**Exercise input:**
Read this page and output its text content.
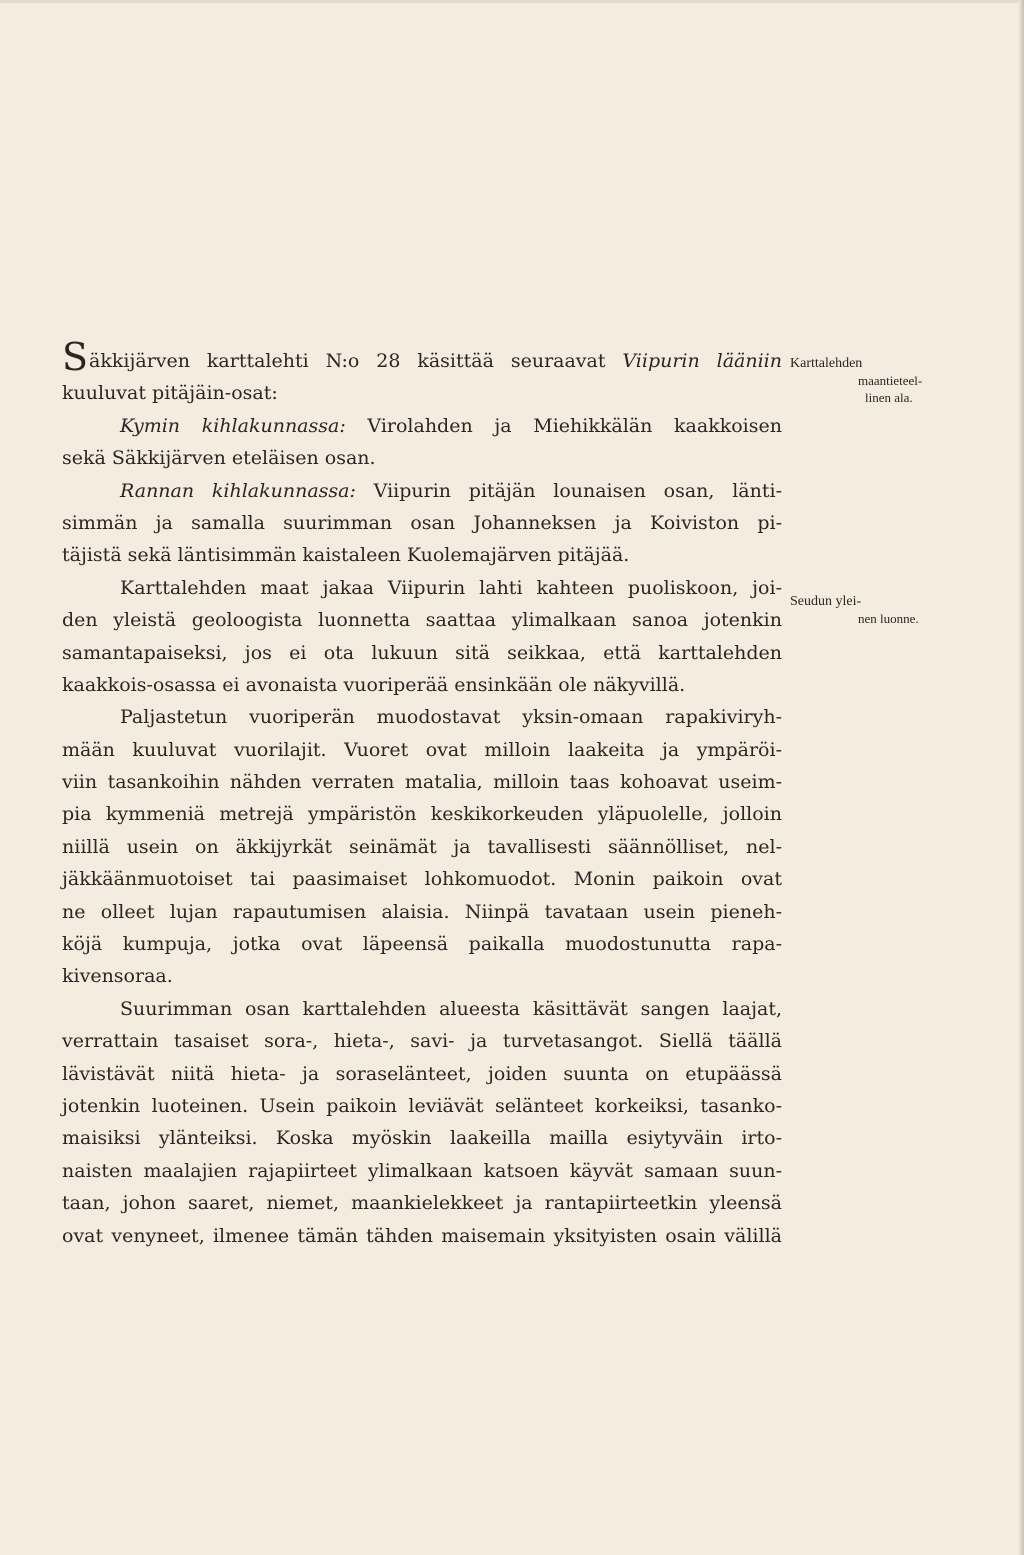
Säkkijärven karttalehti N:o 28 käsittää seuraavat Viipurin lääniin
kuuluvat pitäjäin-osat:
Kymin kihlakunnassa: Virolahden ja Miehikkälän kaakkoisen
sekä Säkkijärven eteläisen osan.
Rannan kihlakunnassa: Viipurin pitäjän lounaisen osan, länti-
simmän ja samalla suurimman osan Johanneksen ja Koiviston pi-
täjistä sekä läntisimmän kaistaleen Kuolemajärven pitäjää.
Karttalehden maat jakaa Viipurin lahti kahteen puoliskoon, joi-
den yleistä geoloogista luonnetta saattaa ylimalkaan sanoa jotenkin
samantapaiseksi, jos ei ota lukuun sitä seikkaa, että karttalehden
kaakkois-osassa ei avonaista vuoriperää ensinkään ole näkyvillä.
Paljastetun vuoriperän muodostavat yksin-omaan rapakiviryh-
mään kuuluvat vuorilajit. Vuoret ovat milloin laakeita ja ympäröi-
viin tasankoihin nähden verraten matalia, milloin taas kohoavat useim-
pia kymmeniä metrejä ympäristön keskikorkeuden yläpuolelle, jolloin
niillä usein on äkkijyrkät seinämät ja tavallisesti säännölliset, nel-
jäkkäänmuotoiset tai paasimaiset lohkomuodot. Monin paikoin ovat
ne olleet lujan rapautumisen alaisia. Niinpä tavataan usein pieneh-
köjä kumpuja, jotka ovat läpeensä paikalla muodostunutta rapa-
kivensoraa.
Suurimman osan karttalehden alueesta käsittävät sangen laajat,
verrattain tasaiset sora-, hieta-, savi- ja turvetasangot. Siellä täällä
lävistävät niitä hieta- ja soraselänteet, joiden suunta on etupäässä
jotenkin luoteinen. Usein paikoin leviävät selänteet korkeiksi, tasanko-
maisiksi ylänteiksi. Koska myöskin laakeilla mailla esiytyväin irto-
naisten maalajien rajapiirteet ylimalkaan katsoen käyvät samaan suun-
taan, johon saaret, niemet, maankielekkeet ja rantapiirteetkin yleensä
ovat venyneet, ilmenee tämän tähden maisemain yksityisten osain välillä
Karttalehden
maantieteel-
linen ala.
Seudun ylei-
nen luonne.
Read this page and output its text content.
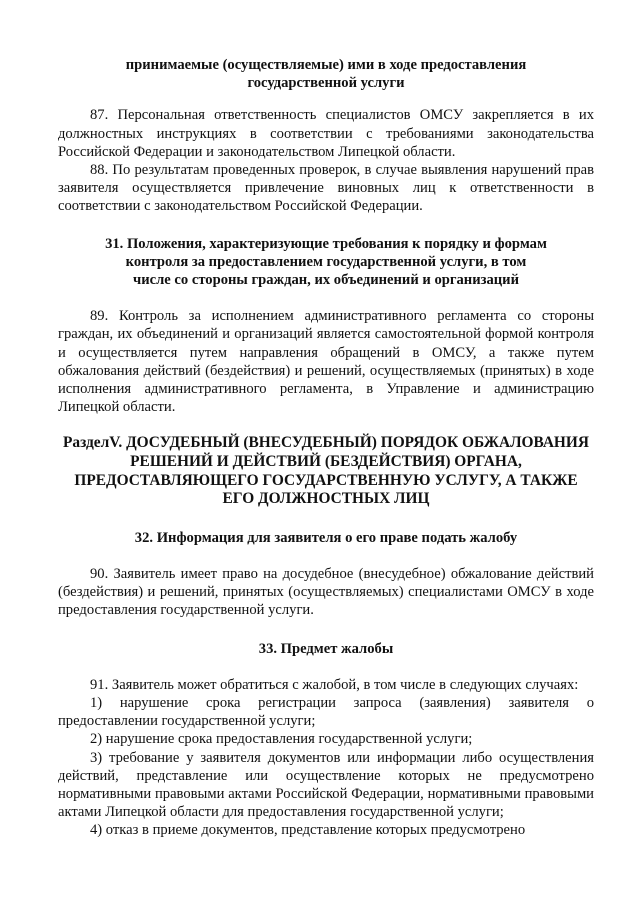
принимаемые (осуществляемые) ими в ходе предоставления
государственной услуги

87. Персональная ответственность специалистов ОМСУ закрепляется в их должностных инструкциях в соответствии с требованиями законодательства Российской Федерации и законодательством Липецкой области.

88. По результатам проведенных проверок, в случае выявления нарушений прав заявителя осуществляется привлечение виновных лиц к ответственности в соответствии с законодательством Российской Федерации.

31. Положения, характеризующие требования к порядку и формам
контроля за предоставлением государственной услуги, в том
числе со стороны граждан, их объединений и организаций

89. Контроль за исполнением административного регламента со стороны граждан, их объединений и организаций является самостоятельной формой контроля и осуществляется путем направления обращений в ОМСУ, а также путем обжалования действий (бездействия) и решений, осуществляемых (принятых) в ходе исполнения административного регламента, в Управление и администрацию Липецкой области.

РазделV. ДОСУДЕБНЫЙ (ВНЕСУДЕБНЫЙ) ПОРЯДОК ОБЖАЛОВАНИЯ
РЕШЕНИЙ И ДЕЙСТВИЙ (БЕЗДЕЙСТВИЯ) ОРГАНА,
ПРЕДОСТАВЛЯЮЩЕГО ГОСУДАРСТВЕННУЮ УСЛУГУ, А ТАКЖЕ
ЕГО ДОЛЖНОСТНЫХ ЛИЦ
32. Информация для заявителя о его праве подать жалобу

90. Заявитель имеет право на досудебное (внесудебное) обжалование действий (бездействия) и решений, принятых (осуществляемых) специалистами ОМСУ в ходе предоставления государственной услуги.

33. Предмет жалобы

91. Заявитель может обратиться с жалобой, в том числе в следующих случаях:

1) нарушение срока регистрации запроса (заявления) заявителя о предоставлении государственной услуги;

2) нарушение срока предоставления государственной услуги;

3) требование у заявителя документов или информации либо осуществления действий, представление или осуществление которых не предусмотрено нормативными правовыми актами Российской Федерации, нормативными правовыми актами Липецкой области для предоставления государственной услуги;

4) отказ в приеме документов, представление которых предусмотрено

**Problem description:**
From the entries above, list each line with "объединений" in it.

**Result of the exercise:**
числе со стороны граждан, их объединений и организаций
89. Контроль за исполнением административного регламента со стороны граждан, их объединений и организаций является самостоятельной формой контроля и осуществляется путем направления обращений в ОМСУ, а также путем обжалования действий (бездействия) и решений, осуществляемых (принятых) в ходе исполнения административного регламента, в Управление и администрацию Липецкой области.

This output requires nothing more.